-- Start --

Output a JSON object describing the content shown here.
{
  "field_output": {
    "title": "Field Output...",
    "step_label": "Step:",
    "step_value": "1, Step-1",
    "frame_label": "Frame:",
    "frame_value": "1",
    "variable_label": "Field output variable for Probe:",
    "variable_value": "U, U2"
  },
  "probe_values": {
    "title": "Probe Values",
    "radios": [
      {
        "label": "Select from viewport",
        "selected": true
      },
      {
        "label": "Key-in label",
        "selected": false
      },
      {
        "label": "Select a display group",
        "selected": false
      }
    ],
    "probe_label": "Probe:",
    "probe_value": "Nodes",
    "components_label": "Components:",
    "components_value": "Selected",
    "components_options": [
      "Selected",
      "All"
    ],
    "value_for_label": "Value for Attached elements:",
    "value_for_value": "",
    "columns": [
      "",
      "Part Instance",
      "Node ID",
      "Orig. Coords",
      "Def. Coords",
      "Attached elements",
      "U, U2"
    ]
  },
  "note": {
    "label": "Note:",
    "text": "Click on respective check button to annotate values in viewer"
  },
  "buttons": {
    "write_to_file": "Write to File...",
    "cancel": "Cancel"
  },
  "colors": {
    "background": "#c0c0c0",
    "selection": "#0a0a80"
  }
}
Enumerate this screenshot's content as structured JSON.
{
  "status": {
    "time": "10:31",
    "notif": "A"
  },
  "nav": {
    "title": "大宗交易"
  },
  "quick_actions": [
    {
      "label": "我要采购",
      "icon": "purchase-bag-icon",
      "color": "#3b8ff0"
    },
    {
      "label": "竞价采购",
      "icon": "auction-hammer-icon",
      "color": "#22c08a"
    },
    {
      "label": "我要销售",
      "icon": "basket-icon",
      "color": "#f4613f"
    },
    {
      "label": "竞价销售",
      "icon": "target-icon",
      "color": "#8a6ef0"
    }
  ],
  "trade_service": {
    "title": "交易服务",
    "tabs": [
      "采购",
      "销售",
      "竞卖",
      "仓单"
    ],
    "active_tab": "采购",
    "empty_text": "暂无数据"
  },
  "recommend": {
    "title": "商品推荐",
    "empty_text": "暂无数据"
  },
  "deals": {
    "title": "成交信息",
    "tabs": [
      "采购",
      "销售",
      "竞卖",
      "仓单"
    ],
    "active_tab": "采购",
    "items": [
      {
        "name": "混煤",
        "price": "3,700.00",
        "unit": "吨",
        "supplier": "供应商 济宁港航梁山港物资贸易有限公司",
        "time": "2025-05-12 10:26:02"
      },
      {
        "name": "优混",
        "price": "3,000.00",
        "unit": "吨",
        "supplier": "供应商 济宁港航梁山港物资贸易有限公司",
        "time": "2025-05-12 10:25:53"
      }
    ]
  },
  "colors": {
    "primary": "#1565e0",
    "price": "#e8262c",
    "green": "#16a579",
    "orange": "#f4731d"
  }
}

-- End --

What you should do => Please quote every record above exactly as it appears.

Final answer =>
Output a JSON object describing the content shown here.
{
  "field_output": {
    "title": "Field Output...",
    "step_label": "Step:",
    "step_value": "1, Step-1",
    "frame_label": "Frame:",
    "frame_value": "1",
    "variable_label": "Field output variable for Probe:",
    "variable_value": "U, U2"
  },
  "probe_values": {
    "title": "Probe Values",
    "radios": [
      {
        "label": "Select from viewport",
        "selected": true
      },
      {
        "label": "Key-in label",
        "selected": false
      },
      {
        "label": "Select a display group",
        "selected": false
      }
    ],
    "probe_label": "Probe:",
    "probe_value": "Nodes",
    "components_label": "Components:",
    "components_value": "Selected",
    "components_options": [
      "Selected",
      "All"
    ],
    "value_for_label": "Value for Attached elements:",
    "value_for_value": "",
    "columns": [
      "",
      "Part Instance",
      "Node ID",
      "Orig. Coords",
      "Def. Coords",
      "Attached elements",
      "U, U2"
    ]
  },
  "note": {
    "label": "Note:",
    "text": "Click on respective check button to annotate values in viewer"
  },
  "buttons": {
    "write_to_file": "Write to File...",
    "cancel": "Cancel"
  },
  "colors": {
    "background": "#c0c0c0",
    "selection": "#0a0a80"
  }
}
Enumerate this screenshot's content as structured JSON.
{
  "status": {
    "time": "10:31",
    "notif": "A"
  },
  "nav": {
    "title": "大宗交易"
  },
  "quick_actions": [
    {
      "label": "我要采购",
      "icon": "purchase-bag-icon",
      "color": "#3b8ff0"
    },
    {
      "label": "竞价采购",
      "icon": "auction-hammer-icon",
      "color": "#22c08a"
    },
    {
      "label": "我要销售",
      "icon": "basket-icon",
      "color": "#f4613f"
    },
    {
      "label": "竞价销售",
      "icon": "target-icon",
      "color": "#8a6ef0"
    }
  ],
  "trade_service": {
    "title": "交易服务",
    "tabs": [
      "采购",
      "销售",
      "竞卖",
      "仓单"
    ],
    "active_tab": "采购",
    "empty_text": "暂无数据"
  },
  "recommend": {
    "title": "商品推荐",
    "empty_text": "暂无数据"
  },
  "deals": {
    "title": "成交信息",
    "tabs": [
      "采购",
      "销售",
      "竞卖",
      "仓单"
    ],
    "active_tab": "采购",
    "items": [
      {
        "name": "混煤",
        "price": "3,700.00",
        "unit": "吨",
        "supplier": "供应商 济宁港航梁山港物资贸易有限公司",
        "time": "2025-05-12 10:26:02"
      },
      {
        "name": "优混",
        "price": "3,000.00",
        "unit": "吨",
        "supplier": "供应商 济宁港航梁山港物资贸易有限公司",
        "time": "2025-05-12 10:25:53"
      }
    ]
  },
  "colors": {
    "primary": "#1565e0",
    "price": "#e8262c",
    "green": "#16a579",
    "orange": "#f4731d"
  }
}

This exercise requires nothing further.